▶ [Directive] Write out the material again exactly, please, and omit the pictures.

▶ [Provided data]
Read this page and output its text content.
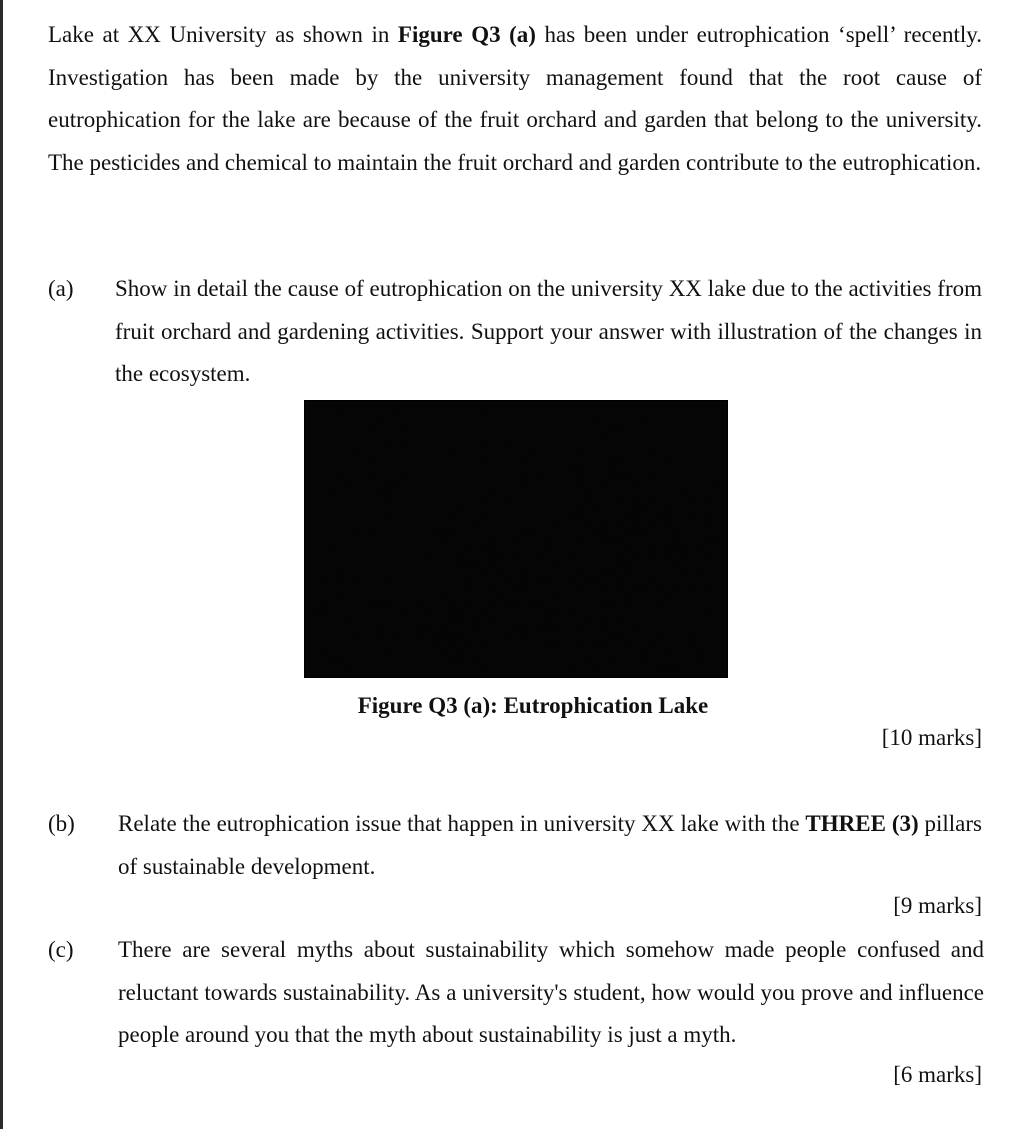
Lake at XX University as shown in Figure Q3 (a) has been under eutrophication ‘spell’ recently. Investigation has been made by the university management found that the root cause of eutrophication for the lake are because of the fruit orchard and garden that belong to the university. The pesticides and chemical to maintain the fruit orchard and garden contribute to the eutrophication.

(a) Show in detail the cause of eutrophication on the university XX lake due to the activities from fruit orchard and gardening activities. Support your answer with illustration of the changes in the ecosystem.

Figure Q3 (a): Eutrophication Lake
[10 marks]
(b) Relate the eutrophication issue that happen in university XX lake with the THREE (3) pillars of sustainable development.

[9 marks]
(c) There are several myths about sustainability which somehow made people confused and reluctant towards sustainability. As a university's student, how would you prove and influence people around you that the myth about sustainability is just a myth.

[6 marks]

▶ [Exercise response]
Read this page and output its text content.
Lake at XX University as shown in Figure Q3 (a) has been under eutrophication ‘spell’ recently. Investigation has been made by the university management found that the root cause of eutrophication for the lake are because of the fruit orchard and garden that belong to the university. The pesticides and chemical to maintain the fruit orchard and garden contribute to the eutrophication.

(a) Show in detail the cause of eutrophication on the university XX lake due to the activities from fruit orchard and gardening activities. Support your answer with illustration of the changes in the ecosystem.

Figure Q3 (a): Eutrophication Lake
[10 marks]
(b) Relate the eutrophication issue that happen in university XX lake with the THREE (3) pillars of sustainable development.

[9 marks]
(c) There are several myths about sustainability which somehow made people confused and reluctant towards sustainability. As a university's student, how would you prove and influence people around you that the myth about sustainability is just a myth.

[6 marks]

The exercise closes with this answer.